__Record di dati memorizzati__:
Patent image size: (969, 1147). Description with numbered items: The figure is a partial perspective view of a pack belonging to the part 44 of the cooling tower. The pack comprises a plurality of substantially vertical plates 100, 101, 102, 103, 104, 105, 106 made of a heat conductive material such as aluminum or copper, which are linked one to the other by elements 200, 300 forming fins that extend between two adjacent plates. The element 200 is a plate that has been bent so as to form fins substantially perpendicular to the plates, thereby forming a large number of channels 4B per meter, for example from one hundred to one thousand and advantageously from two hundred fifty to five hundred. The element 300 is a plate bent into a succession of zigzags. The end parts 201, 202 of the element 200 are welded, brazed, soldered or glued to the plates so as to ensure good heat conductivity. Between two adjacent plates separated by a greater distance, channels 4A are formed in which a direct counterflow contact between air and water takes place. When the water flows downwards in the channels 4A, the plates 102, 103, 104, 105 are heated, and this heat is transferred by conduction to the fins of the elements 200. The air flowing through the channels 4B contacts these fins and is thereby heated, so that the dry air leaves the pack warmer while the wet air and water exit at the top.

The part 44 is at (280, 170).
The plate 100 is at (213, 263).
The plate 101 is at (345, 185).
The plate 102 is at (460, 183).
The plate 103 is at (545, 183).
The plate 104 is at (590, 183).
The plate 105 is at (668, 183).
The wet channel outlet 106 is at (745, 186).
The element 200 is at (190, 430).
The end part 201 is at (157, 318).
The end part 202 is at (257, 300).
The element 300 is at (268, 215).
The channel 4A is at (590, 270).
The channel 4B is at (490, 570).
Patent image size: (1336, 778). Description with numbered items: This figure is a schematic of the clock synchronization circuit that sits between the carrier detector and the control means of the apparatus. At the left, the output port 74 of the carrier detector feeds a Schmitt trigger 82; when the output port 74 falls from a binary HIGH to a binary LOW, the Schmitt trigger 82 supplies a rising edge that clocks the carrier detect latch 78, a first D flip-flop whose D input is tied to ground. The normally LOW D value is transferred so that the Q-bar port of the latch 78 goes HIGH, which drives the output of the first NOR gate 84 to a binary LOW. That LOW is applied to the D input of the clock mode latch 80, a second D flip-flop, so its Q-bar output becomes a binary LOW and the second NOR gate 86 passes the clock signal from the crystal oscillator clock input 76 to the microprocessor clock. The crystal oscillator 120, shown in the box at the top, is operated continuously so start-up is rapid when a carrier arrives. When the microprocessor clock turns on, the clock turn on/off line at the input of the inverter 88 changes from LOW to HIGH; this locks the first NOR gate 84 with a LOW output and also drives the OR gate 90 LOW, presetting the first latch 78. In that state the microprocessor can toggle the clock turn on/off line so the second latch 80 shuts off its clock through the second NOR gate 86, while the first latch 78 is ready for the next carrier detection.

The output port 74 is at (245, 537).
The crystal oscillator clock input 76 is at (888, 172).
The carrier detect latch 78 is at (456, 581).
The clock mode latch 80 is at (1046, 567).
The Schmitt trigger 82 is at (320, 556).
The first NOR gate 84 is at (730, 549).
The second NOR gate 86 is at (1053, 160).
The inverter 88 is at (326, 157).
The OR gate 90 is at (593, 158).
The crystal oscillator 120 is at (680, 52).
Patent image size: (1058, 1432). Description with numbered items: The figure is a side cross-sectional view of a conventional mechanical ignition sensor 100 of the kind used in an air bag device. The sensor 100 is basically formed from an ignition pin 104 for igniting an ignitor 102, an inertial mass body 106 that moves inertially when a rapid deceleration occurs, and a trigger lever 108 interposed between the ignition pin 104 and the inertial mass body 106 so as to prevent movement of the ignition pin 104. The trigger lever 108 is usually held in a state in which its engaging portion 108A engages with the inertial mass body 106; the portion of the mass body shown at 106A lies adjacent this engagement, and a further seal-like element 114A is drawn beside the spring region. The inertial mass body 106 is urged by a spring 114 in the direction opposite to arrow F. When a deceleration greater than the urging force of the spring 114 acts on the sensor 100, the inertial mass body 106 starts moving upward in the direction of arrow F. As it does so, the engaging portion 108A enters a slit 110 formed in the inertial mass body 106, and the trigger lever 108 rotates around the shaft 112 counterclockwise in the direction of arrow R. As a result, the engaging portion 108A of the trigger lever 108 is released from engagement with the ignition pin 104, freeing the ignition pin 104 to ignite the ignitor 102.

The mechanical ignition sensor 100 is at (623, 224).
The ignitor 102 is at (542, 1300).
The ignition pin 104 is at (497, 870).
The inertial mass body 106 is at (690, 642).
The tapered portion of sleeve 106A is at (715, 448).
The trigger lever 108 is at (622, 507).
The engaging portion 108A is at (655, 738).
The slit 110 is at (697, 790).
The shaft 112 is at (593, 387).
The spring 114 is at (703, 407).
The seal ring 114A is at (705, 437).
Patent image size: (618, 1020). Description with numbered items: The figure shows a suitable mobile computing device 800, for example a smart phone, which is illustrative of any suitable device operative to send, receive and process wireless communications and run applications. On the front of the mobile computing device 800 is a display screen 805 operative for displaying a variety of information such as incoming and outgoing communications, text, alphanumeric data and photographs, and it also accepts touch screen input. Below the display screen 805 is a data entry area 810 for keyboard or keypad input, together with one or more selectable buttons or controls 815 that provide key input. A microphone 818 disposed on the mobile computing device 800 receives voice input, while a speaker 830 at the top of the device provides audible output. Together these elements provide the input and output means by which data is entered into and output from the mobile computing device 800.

__ISTRUZIONI ESERCIZIO__:
Puoi ricopiare riga per riga tutti i record qui sopra, senza cambiare nulla?

__RISPOSTA__:
Patent image size: (969, 1147). Description with numbered items: The figure is a partial perspective view of a pack belonging to the part 44 of the cooling tower. The pack comprises a plurality of substantially vertical plates 100, 101, 102, 103, 104, 105, 106 made of a heat conductive material such as aluminum or copper, which are linked one to the other by elements 200, 300 forming fins that extend between two adjacent plates. The element 200 is a plate that has been bent so as to form fins substantially perpendicular to the plates, thereby forming a large number of channels 4B per meter, for example from one hundred to one thousand and advantageously from two hundred fifty to five hundred. The element 300 is a plate bent into a succession of zigzags. The end parts 201, 202 of the element 200 are welded, brazed, soldered or glued to the plates so as to ensure good heat conductivity. Between two adjacent plates separated by a greater distance, channels 4A are formed in which a direct counterflow contact between air and water takes place. When the water flows downwards in the channels 4A, the plates 102, 103, 104, 105 are heated, and this heat is transferred by conduction to the fins of the elements 200. The air flowing through the channels 4B contacts these fins and is thereby heated, so that the dry air leaves the pack warmer while the wet air and water exit at the top.

The part 44 is at (280, 170).
The plate 100 is at (213, 263).
The plate 101 is at (345, 185).
The plate 102 is at (460, 183).
The plate 103 is at (545, 183).
The plate 104 is at (590, 183).
The plate 105 is at (668, 183).
The wet channel outlet 106 is at (745, 186).
The element 200 is at (190, 430).
The end part 201 is at (157, 318).
The end part 202 is at (257, 300).
The element 300 is at (268, 215).
The channel 4A is at (590, 270).
The channel 4B is at (490, 570).
Patent image size: (1336, 778). Description with numbered items: This figure is a schematic of the clock synchronization circuit that sits between the carrier detector and the control means of the apparatus. At the left, the output port 74 of the carrier detector feeds a Schmitt trigger 82; when the output port 74 falls from a binary HIGH to a binary LOW, the Schmitt trigger 82 supplies a rising edge that clocks the carrier detect latch 78, a first D flip-flop whose D input is tied to ground. The normally LOW D value is transferred so that the Q-bar port of the latch 78 goes HIGH, which drives the output of the first NOR gate 84 to a binary LOW. That LOW is applied to the D input of the clock mode latch 80, a second D flip-flop, so its Q-bar output becomes a binary LOW and the second NOR gate 86 passes the clock signal from the crystal oscillator clock input 76 to the microprocessor clock. The crystal oscillator 120, shown in the box at the top, is operated continuously so start-up is rapid when a carrier arrives. When the microprocessor clock turns on, the clock turn on/off line at the input of the inverter 88 changes from LOW to HIGH; this locks the first NOR gate 84 with a LOW output and also drives the OR gate 90 LOW, presetting the first latch 78. In that state the microprocessor can toggle the clock turn on/off line so the second latch 80 shuts off its clock through the second NOR gate 86, while the first latch 78 is ready for the next carrier detection.

The output port 74 is at (245, 537).
The crystal oscillator clock input 76 is at (888, 172).
The carrier detect latch 78 is at (456, 581).
The clock mode latch 80 is at (1046, 567).
The Schmitt trigger 82 is at (320, 556).
The first NOR gate 84 is at (730, 549).
The second NOR gate 86 is at (1053, 160).
The inverter 88 is at (326, 157).
The OR gate 90 is at (593, 158).
The crystal oscillator 120 is at (680, 52).
Patent image size: (1058, 1432). Description with numbered items: The figure is a side cross-sectional view of a conventional mechanical ignition sensor 100 of the kind used in an air bag device. The sensor 100 is basically formed from an ignition pin 104 for igniting an ignitor 102, an inertial mass body 106 that moves inertially when a rapid deceleration occurs, and a trigger lever 108 interposed between the ignition pin 104 and the inertial mass body 106 so as to prevent movement of the ignition pin 104. The trigger lever 108 is usually held in a state in which its engaging portion 108A engages with the inertial mass body 106; the portion of the mass body shown at 106A lies adjacent this engagement, and a further seal-like element 114A is drawn beside the spring region. The inertial mass body 106 is urged by a spring 114 in the direction opposite to arrow F. When a deceleration greater than the urging force of the spring 114 acts on the sensor 100, the inertial mass body 106 starts moving upward in the direction of arrow F. As it does so, the engaging portion 108A enters a slit 110 formed in the inertial mass body 106, and the trigger lever 108 rotates around the shaft 112 counterclockwise in the direction of arrow R. As a result, the engaging portion 108A of the trigger lever 108 is released from engagement with the ignition pin 104, freeing the ignition pin 104 to ignite the ignitor 102.

The mechanical ignition sensor 100 is at (623, 224).
The ignitor 102 is at (542, 1300).
The ignition pin 104 is at (497, 870).
The inertial mass body 106 is at (690, 642).
The tapered portion of sleeve 106A is at (715, 448).
The trigger lever 108 is at (622, 507).
The engaging portion 108A is at (655, 738).
The slit 110 is at (697, 790).
The shaft 112 is at (593, 387).
The spring 114 is at (703, 407).
The seal ring 114A is at (705, 437).
Patent image size: (618, 1020). Description with numbered items: The figure shows a suitable mobile computing device 800, for example a smart phone, which is illustrative of any suitable device operative to send, receive and process wireless communications and run applications. On the front of the mobile computing device 800 is a display screen 805 operative for displaying a variety of information such as incoming and outgoing communications, text, alphanumeric data and photographs, and it also accepts touch screen input. Below the display screen 805 is a data entry area 810 for keyboard or keypad input, together with one or more selectable buttons or controls 815 that provide key input. A microphone 818 disposed on the mobile computing device 800 receives voice input, while a speaker 830 at the top of the device provides audible output. Together these elements provide the input and output means by which data is entered into and output from the mobile computing device 800.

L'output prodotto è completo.